Source document:
──────────────────────────────
# David Eddings - Tinged by Tolkien?



## Thistle Bunce (Sep 3, 2018)

Has anyone run across the fantasy works of David Eddings - mainly the Belgariad and the Malloreon? I read Pawn of Prophecy when it was first released, then, as is often the case, had to wait for the subsequent books to be published. Even at that first reading, without the rest of the story available, I kept 'whiffing' hints of Middle-earth, especially in the characters' racial descriptions. While there are no elves or orcs in the Belgariad, there are (to me) clear indications that Eddings drew on more than one Tolkienian prototype in populating his world.

The Sendars, for example, are presented as honest, hardworking, eminently practical folk who are skilled in all the homey things that keep an agricultural society productive and content with their lot. Woorworking, farming, smithing, large meals and many of them, all in all, it sounds very much like tall hobbits. The main character, Garion, spends the first part of his life here, being inculcated in all those values as he is an orphan being raised by distant kin. His aunt is the chief cook on a prosperous farm, and here Garion is watched over by the very embodiment of Sendarian values, the smith, Durning. Durning is common sense, courage, self-effacing, with a hidden streak of a poetic nature, just like the orphan Frodo's companion, Sam. For both Frodo and Garion, the presence of a rock-solid faithful friend is key to eventual success.

However, there are many more parallels that can be made, and I cannot wait to read what others unearth.


----------



## Miguel (Sep 3, 2018)

I've seen a few franchises that stole elements from Tolkien here and there, mostly names. There's probably many more cases i'm not aware of.


----------



## Squint-eyed Southerner (Sep 3, 2018)

No fantasy writer in the last half-century has been able to escape the Master's influence, even when reacting against it.

As for Eddings, a tendency to repetitiveness -- or so I've heard.


----------



## Thistle Bunce (Sep 4, 2018)

Squint - no argument from me about the repetition - in fact, Eddings actually uses it as a literary device. Having written 5 books about Garion and his quest to control a certain talisman which will destroy all goodness and light if permitted to fall into the wrong hands (sound familiar?), he proceeded to write ANOTHER 5 books about a quest to control ANOTHER talisman, and makes the contextual case that the 2 talismans are so intertwined that events surrounding them tend to repeat themselves. (And thereby there was no need to write entire sections of the second set from scratch. Lazy? Quite possible, although without knowing his mindset, not proven, IMHO).

I did enjoy the Eddings books, if only because his characters are likable, flawed and appropriately snarky when the situation demands. Naturally, they are very reminiscent of Tolkien's character types (A were-bear, a Dark Lord in a tower, etc. etc.), but there was enough action to satisfy for a casual reading - bathroom or beach books, if you will. Certainly NOT worthy of the respect and deep study warranted by Tolkien's masterworks...but better than some others, who, as you say, did not escape the Master's influence. (Looking at you, Sword of Shannara).
──────────────────────────────
(Element location data)
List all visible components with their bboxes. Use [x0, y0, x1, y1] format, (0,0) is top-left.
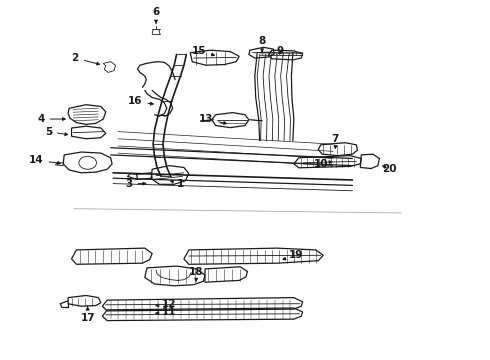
- Text: 9: 9: [277, 46, 284, 56]
- Text: 6: 6: [152, 7, 160, 23]
- Text: 15: 15: [192, 46, 215, 56]
- Text: 16: 16: [128, 96, 153, 106]
- Text: 14: 14: [29, 155, 60, 165]
- Text: 19: 19: [283, 250, 303, 260]
- Text: 5: 5: [45, 127, 68, 136]
- Text: 1: 1: [171, 179, 184, 189]
- Text: 7: 7: [332, 134, 339, 148]
- Text: 8: 8: [259, 36, 266, 52]
- Text: 18: 18: [189, 267, 203, 281]
- Text: 11: 11: [156, 307, 176, 316]
- Text: 10: 10: [314, 159, 332, 169]
- Text: 20: 20: [382, 164, 396, 174]
- Text: 2: 2: [72, 53, 99, 65]
- Text: 3: 3: [125, 179, 146, 189]
- Text: 4: 4: [37, 114, 65, 124]
- Text: 17: 17: [80, 307, 95, 323]
- Text: 13: 13: [199, 114, 226, 124]
- Text: 12: 12: [156, 299, 176, 309]
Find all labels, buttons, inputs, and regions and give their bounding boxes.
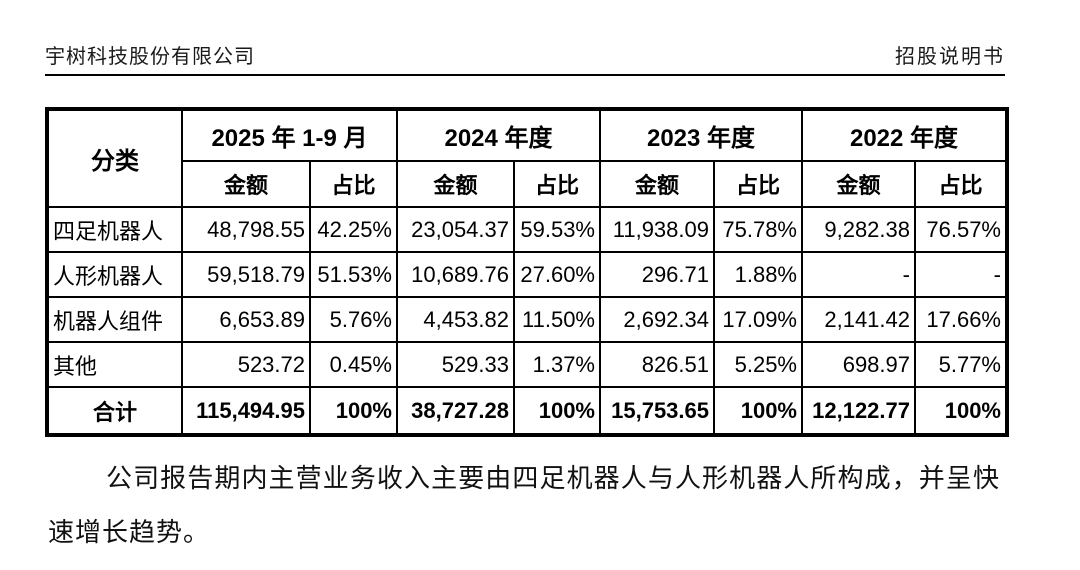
ratio-cell: - — [914, 251, 1008, 298]
amount-cell: 6,653.89 — [181, 296, 311, 343]
amount-cell: 48,798.55 — [181, 206, 311, 253]
ratio-cell: 75.78% — [713, 206, 803, 253]
revenue-breakdown-table: 分类 2025 年 1-9 月 2024 年度 2023 年度 2022 年度 … — [45, 107, 1009, 437]
ratio-cell: 5.77% — [914, 341, 1008, 388]
table-header-category: 分类 — [46, 108, 183, 208]
table-header-ratio: 占比 — [309, 160, 398, 208]
ratio-cell: 1.88% — [713, 251, 803, 298]
total-amount-cell: 15,753.65 — [599, 386, 715, 436]
ratio-cell: 5.25% — [713, 341, 803, 388]
table-row-total: 合计 115,494.95 100% 38,727.28 100% 15,753… — [46, 386, 1008, 436]
amount-cell: 23,054.37 — [396, 206, 515, 253]
amount-cell: 698.97 — [801, 341, 916, 388]
total-amount-cell: 38,727.28 — [396, 386, 515, 436]
ratio-cell: 59.53% — [513, 206, 601, 253]
table-header-period-2023: 2023 年度 — [599, 108, 803, 162]
amount-cell: 529.33 — [396, 341, 515, 388]
total-ratio-cell: 100% — [309, 386, 398, 436]
ratio-cell: 0.45% — [309, 341, 398, 388]
amount-cell: - — [801, 251, 916, 298]
ratio-cell: 27.60% — [513, 251, 601, 298]
total-ratio-cell: 100% — [914, 386, 1008, 436]
table-header-ratio: 占比 — [513, 160, 601, 208]
amount-cell: 59,518.79 — [181, 251, 311, 298]
amount-cell: 296.71 — [599, 251, 715, 298]
page-running-header: 宇树科技股份有限公司 招股说明书 — [45, 40, 1005, 69]
total-amount-cell: 115,494.95 — [181, 386, 311, 436]
table-row-quadruped: 四足机器人 48,798.55 42.25% 23,054.37 59.53% … — [46, 206, 1008, 253]
table-header-period-2025: 2025 年 1-9 月 — [181, 108, 398, 162]
row-label: 四足机器人 — [46, 206, 183, 253]
ratio-cell: 5.76% — [309, 296, 398, 343]
amount-cell: 4,453.82 — [396, 296, 515, 343]
amount-cell: 2,141.42 — [801, 296, 916, 343]
total-amount-cell: 12,122.77 — [801, 386, 916, 436]
company-name: 宇树科技股份有限公司 — [45, 46, 255, 68]
table-header-row-measures: 金额 占比 金额 占比 金额 占比 金额 占比 — [47, 160, 1008, 208]
ratio-cell: 17.66% — [914, 296, 1008, 343]
table-header-period-2024: 2024 年度 — [396, 108, 601, 162]
ratio-cell: 51.53% — [309, 251, 398, 298]
body-paragraph: 公司报告期内主营业务收入主要由四足机器人与人形机器人所构成，并呈快速增长趋势。 — [48, 464, 1000, 547]
ratio-cell: 1.37% — [513, 341, 601, 388]
table-header-amount: 金额 — [599, 160, 715, 208]
table-header-row-periods: 分类 2025 年 1-9 月 2024 年度 2023 年度 2022 年度 — [46, 108, 1008, 208]
amount-cell: 2,692.34 — [599, 296, 715, 343]
table-header-ratio: 占比 — [713, 160, 803, 208]
header-rule — [45, 74, 1005, 76]
amount-cell: 11,938.09 — [599, 206, 715, 253]
total-label: 合计 — [46, 386, 183, 436]
row-label: 人形机器人 — [46, 251, 183, 298]
ratio-cell: 17.09% — [713, 296, 803, 343]
table-header-ratio: 占比 — [914, 160, 1008, 208]
table-header-amount: 金额 — [181, 160, 311, 208]
row-label: 其他 — [46, 341, 183, 388]
amount-cell: 523.72 — [181, 341, 311, 388]
amount-cell: 826.51 — [599, 341, 715, 388]
amount-cell: 10,689.76 — [396, 251, 515, 298]
table-header-period-2022: 2022 年度 — [801, 108, 1008, 162]
ratio-cell: 42.25% — [309, 206, 398, 253]
table-row-humanoid: 人形机器人 59,518.79 51.53% 10,689.76 27.60% … — [46, 251, 1008, 298]
table-header-amount: 金额 — [396, 160, 515, 208]
total-ratio-cell: 100% — [513, 386, 601, 436]
row-label: 机器人组件 — [46, 296, 183, 343]
amount-cell: 9,282.38 — [801, 206, 916, 253]
document-type: 招股说明书 — [895, 46, 1005, 68]
table-row-other: 其他 523.72 0.45% 529.33 1.37% 826.51 5.25… — [46, 341, 1008, 388]
table-header-amount: 金额 — [801, 160, 916, 208]
table-row-components: 机器人组件 6,653.89 5.76% 4,453.82 11.50% 2,6… — [46, 296, 1008, 343]
ratio-cell: 11.50% — [513, 296, 601, 343]
total-ratio-cell: 100% — [713, 386, 803, 436]
ratio-cell: 76.57% — [914, 206, 1008, 253]
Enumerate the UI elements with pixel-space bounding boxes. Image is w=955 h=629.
──────────────────────────────
Goals:
A: Reproduce word for word the passage of the Eddings thread from "## Miguel (Sep" up to and including "reacting against it.".
B: Using the Eddings thread, answer these questions:
(i) Who is the smith that watches over Garion on the farm?
(ii) How many books did Eddings write about Garion and his quest to control a talisman?
(iii) Which work does Thistle Bunce name in the final post as one that did not escape the Master's influence?
The entries have no connection to the forum thread about David Eddings and Tolkien.

Final results:
A:
## Miguel (Sep 3, 2018)

I've seen a few franchises that stole elements from Tolkien here and there, mostly names. There's probably many more cases i'm not aware of.


----------



## Squint-eyed Southerner (Sep 3, 2018)

No fantasy writer in the last half-century has been able to escape the Master's influence, even when reacting against it.

B:
(i) Durning
(ii) Five
(iii) Sword of Shannara